WHAT IS REQUIRED
All entries below are to be set down again, identical to the source.

INPUT MATERIAL

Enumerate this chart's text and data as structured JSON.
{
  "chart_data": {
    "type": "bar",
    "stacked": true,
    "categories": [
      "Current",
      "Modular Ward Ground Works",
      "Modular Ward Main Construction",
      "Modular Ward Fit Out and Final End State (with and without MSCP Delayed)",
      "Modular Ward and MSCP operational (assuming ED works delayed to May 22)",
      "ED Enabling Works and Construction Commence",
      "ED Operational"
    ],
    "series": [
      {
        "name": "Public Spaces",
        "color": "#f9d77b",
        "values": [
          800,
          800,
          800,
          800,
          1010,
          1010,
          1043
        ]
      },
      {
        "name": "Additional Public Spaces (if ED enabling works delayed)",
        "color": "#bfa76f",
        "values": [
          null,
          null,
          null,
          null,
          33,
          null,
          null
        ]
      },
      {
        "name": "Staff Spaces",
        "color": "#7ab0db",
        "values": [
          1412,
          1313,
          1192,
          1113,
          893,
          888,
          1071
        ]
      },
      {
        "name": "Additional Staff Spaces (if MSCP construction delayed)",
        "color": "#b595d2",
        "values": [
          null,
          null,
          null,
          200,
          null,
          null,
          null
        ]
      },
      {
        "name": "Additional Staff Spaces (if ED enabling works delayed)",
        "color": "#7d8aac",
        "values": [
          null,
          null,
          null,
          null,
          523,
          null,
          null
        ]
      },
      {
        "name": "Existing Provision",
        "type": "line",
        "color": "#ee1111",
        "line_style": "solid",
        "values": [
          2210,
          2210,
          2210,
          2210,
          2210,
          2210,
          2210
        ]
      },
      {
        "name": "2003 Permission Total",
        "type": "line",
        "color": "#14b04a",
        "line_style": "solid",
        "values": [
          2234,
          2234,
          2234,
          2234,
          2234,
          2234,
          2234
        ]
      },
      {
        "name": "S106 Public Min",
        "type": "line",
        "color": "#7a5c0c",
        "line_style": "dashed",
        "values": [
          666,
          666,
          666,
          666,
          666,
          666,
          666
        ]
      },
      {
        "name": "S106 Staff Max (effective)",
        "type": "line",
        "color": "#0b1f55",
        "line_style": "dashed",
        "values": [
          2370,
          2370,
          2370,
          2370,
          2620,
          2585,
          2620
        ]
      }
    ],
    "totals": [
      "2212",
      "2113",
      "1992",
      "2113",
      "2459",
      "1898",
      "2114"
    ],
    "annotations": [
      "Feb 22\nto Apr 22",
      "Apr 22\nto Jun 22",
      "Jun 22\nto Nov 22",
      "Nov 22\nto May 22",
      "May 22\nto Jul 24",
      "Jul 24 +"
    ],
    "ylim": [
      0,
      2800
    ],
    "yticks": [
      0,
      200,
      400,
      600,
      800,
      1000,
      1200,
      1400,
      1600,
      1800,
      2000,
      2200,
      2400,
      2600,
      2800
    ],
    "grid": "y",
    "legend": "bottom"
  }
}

WORKED SOLUTION
Enumerate this chart's text and data as structured JSON.
{
  "chart_data": {
    "type": "bar",
    "stacked": true,
    "categories": [
      "Current",
      "Modular Ward Ground Works",
      "Modular Ward Main Construction",
      "Modular Ward Fit Out and Final End State (with and without MSCP Delayed)",
      "Modular Ward and MSCP operational (assuming ED works delayed to May 22)",
      "ED Enabling Works and Construction Commence",
      "ED Operational"
    ],
    "series": [
      {
        "name": "Public Spaces",
        "color": "#f9d77b",
        "values": [
          800,
          800,
          800,
          800,
          1010,
          1010,
          1043
        ]
      },
      {
        "name": "Additional Public Spaces (if ED enabling works delayed)",
        "color": "#bfa76f",
        "values": [
          null,
          null,
          null,
          null,
          33,
          null,
          null
        ]
      },
      {
        "name": "Staff Spaces",
        "color": "#7ab0db",
        "values": [
          1412,
          1313,
          1192,
          1113,
          893,
          888,
          1071
        ]
      },
      {
        "name": "Additional Staff Spaces (if MSCP construction delayed)",
        "color": "#b595d2",
        "values": [
          null,
          null,
          null,
          200,
          null,
          null,
          null
        ]
      },
      {
        "name": "Additional Staff Spaces (if ED enabling works delayed)",
        "color": "#7d8aac",
        "values": [
          null,
          null,
          null,
          null,
          523,
          null,
          null
        ]
      },
      {
        "name": "Existing Provision",
        "type": "line",
        "color": "#ee1111",
        "line_style": "solid",
        "values": [
          2210,
          2210,
          2210,
          2210,
          2210,
          2210,
          2210
        ]
      },
      {
        "name": "2003 Permission Total",
        "type": "line",
        "color": "#14b04a",
        "line_style": "solid",
        "values": [
          2234,
          2234,
          2234,
          2234,
          2234,
          2234,
          2234
        ]
      },
      {
        "name": "S106 Public Min",
        "type": "line",
        "color": "#7a5c0c",
        "line_style": "dashed",
        "values": [
          666,
          666,
          666,
          666,
          666,
          666,
          666
        ]
      },
      {
        "name": "S106 Staff Max (effective)",
        "type": "line",
        "color": "#0b1f55",
        "line_style": "dashed",
        "values": [
          2370,
          2370,
          2370,
          2370,
          2620,
          2585,
          2620
        ]
      }
    ],
    "totals": [
      "2212",
      "2113",
      "1992",
      "2113",
      "2459",
      "1898",
      "2114"
    ],
    "annotations": [
      "Feb 22\nto Apr 22",
      "Apr 22\nto Jun 22",
      "Jun 22\nto Nov 22",
      "Nov 22\nto May 22",
      "May 22\nto Jul 24",
      "Jul 24 +"
    ],
    "ylim": [
      0,
      2800
    ],
    "yticks": [
      0,
      200,
      400,
      600,
      800,
      1000,
      1200,
      1400,
      1600,
      1800,
      2000,
      2200,
      2400,
      2600,
      2800
    ],
    "grid": "y",
    "legend": "bottom"
  }
}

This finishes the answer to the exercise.